[Recorded data]
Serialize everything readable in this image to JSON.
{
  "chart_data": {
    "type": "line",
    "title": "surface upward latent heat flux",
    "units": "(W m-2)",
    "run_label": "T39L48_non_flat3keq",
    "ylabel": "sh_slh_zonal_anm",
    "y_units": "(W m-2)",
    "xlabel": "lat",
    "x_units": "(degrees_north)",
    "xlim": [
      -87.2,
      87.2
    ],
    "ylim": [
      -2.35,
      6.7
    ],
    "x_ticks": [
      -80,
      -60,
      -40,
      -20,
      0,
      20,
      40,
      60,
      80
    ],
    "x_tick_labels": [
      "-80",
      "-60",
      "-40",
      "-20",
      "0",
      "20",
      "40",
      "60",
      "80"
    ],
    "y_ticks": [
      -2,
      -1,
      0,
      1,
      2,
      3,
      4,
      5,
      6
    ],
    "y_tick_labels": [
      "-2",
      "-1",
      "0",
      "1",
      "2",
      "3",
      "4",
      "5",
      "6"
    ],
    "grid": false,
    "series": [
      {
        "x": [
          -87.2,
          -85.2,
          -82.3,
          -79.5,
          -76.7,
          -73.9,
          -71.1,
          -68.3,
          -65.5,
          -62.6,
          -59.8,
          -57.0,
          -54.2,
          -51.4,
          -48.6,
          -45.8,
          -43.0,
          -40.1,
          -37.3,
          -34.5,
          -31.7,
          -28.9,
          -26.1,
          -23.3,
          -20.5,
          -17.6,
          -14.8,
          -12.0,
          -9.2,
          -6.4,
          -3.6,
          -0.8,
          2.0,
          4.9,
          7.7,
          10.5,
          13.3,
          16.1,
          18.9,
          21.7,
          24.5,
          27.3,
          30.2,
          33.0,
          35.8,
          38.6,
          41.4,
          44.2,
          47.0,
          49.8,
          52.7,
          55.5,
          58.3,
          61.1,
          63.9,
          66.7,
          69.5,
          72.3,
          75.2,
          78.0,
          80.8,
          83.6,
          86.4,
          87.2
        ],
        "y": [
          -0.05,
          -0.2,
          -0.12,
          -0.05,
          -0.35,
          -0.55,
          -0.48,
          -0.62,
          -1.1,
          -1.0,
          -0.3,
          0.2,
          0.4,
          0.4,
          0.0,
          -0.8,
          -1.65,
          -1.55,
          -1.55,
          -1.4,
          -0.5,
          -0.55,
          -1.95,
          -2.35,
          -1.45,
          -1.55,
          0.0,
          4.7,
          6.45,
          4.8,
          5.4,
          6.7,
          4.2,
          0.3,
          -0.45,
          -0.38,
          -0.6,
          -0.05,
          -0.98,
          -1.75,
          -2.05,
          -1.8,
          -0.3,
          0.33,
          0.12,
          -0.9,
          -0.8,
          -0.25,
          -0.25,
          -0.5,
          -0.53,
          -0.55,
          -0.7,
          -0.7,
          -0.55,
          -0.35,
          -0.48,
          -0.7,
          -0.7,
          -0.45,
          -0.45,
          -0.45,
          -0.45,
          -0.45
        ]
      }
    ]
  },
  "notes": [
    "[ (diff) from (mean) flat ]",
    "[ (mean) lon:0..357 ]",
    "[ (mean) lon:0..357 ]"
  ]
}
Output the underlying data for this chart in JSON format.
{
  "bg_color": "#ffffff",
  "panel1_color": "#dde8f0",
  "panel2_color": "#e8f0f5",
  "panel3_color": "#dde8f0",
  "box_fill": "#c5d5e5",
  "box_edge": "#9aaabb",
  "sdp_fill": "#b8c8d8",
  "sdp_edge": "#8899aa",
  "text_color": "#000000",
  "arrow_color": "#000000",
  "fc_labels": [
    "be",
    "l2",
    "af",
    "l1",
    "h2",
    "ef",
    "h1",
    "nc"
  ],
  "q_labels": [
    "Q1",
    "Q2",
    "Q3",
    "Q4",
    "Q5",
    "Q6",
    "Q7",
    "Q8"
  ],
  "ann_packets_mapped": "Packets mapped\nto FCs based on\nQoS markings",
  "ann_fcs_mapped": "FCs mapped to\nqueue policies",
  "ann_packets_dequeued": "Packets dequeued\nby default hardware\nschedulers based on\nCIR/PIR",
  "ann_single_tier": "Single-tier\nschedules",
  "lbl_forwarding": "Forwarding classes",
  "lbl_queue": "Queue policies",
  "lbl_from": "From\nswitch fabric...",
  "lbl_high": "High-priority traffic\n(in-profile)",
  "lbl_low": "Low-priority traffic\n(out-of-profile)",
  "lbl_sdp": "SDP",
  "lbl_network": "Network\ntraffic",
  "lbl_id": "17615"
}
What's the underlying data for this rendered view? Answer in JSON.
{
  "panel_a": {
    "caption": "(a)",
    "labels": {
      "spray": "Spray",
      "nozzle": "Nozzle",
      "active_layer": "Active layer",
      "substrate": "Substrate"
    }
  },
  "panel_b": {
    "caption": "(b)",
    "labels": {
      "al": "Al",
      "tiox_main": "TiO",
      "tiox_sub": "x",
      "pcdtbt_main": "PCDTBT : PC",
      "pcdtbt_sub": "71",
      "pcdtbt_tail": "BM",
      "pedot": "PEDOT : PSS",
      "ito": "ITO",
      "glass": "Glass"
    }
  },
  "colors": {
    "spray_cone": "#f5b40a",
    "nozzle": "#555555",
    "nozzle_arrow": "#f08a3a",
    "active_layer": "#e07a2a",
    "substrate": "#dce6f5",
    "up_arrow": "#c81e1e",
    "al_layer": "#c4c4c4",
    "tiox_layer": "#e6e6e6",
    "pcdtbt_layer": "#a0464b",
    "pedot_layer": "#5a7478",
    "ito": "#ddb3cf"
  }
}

Given instruction:
Check each line of the data above for the string "priority", then report how many lines have it, with no other words.

Worked answer:
2